ENTRIES PROVIDED:

-- BEGIN --

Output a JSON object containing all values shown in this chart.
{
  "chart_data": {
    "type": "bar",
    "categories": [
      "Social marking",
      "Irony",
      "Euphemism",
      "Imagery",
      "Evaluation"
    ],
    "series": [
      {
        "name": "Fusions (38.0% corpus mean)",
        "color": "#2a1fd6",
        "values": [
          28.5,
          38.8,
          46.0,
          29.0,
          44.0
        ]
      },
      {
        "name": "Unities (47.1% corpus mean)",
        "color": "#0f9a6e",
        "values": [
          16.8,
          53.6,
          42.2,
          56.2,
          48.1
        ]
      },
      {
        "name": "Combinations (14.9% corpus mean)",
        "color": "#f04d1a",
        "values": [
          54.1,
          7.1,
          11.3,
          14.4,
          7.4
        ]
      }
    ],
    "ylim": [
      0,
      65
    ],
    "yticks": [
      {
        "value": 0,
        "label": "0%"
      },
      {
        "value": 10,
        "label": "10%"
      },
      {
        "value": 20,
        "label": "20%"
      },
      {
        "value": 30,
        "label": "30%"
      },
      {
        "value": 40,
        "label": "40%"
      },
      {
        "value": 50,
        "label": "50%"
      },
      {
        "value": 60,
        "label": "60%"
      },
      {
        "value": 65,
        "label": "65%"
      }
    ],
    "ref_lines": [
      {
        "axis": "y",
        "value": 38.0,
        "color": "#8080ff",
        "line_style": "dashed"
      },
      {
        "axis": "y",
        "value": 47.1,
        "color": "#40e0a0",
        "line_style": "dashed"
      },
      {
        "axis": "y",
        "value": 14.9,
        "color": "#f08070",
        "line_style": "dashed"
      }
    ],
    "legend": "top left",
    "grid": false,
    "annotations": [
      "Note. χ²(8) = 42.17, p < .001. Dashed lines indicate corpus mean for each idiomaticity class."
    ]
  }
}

-- END --

THE TASK: Write out every entry above, word for word.

TASK OUTPUT:
Output a JSON object containing all values shown in this chart.
{
  "chart_data": {
    "type": "bar",
    "categories": [
      "Social marking",
      "Irony",
      "Euphemism",
      "Imagery",
      "Evaluation"
    ],
    "series": [
      {
        "name": "Fusions (38.0% corpus mean)",
        "color": "#2a1fd6",
        "values": [
          28.5,
          38.8,
          46.0,
          29.0,
          44.0
        ]
      },
      {
        "name": "Unities (47.1% corpus mean)",
        "color": "#0f9a6e",
        "values": [
          16.8,
          53.6,
          42.2,
          56.2,
          48.1
        ]
      },
      {
        "name": "Combinations (14.9% corpus mean)",
        "color": "#f04d1a",
        "values": [
          54.1,
          7.1,
          11.3,
          14.4,
          7.4
        ]
      }
    ],
    "ylim": [
      0,
      65
    ],
    "yticks": [
      {
        "value": 0,
        "label": "0%"
      },
      {
        "value": 10,
        "label": "10%"
      },
      {
        "value": 20,
        "label": "20%"
      },
      {
        "value": 30,
        "label": "30%"
      },
      {
        "value": 40,
        "label": "40%"
      },
      {
        "value": 50,
        "label": "50%"
      },
      {
        "value": 60,
        "label": "60%"
      },
      {
        "value": 65,
        "label": "65%"
      }
    ],
    "ref_lines": [
      {
        "axis": "y",
        "value": 38.0,
        "color": "#8080ff",
        "line_style": "dashed"
      },
      {
        "axis": "y",
        "value": 47.1,
        "color": "#40e0a0",
        "line_style": "dashed"
      },
      {
        "axis": "y",
        "value": 14.9,
        "color": "#f08070",
        "line_style": "dashed"
      }
    ],
    "legend": "top left",
    "grid": false,
    "annotations": [
      "Note. χ²(8) = 42.17, p < .001. Dashed lines indicate corpus mean for each idiomaticity class."
    ]
  }
}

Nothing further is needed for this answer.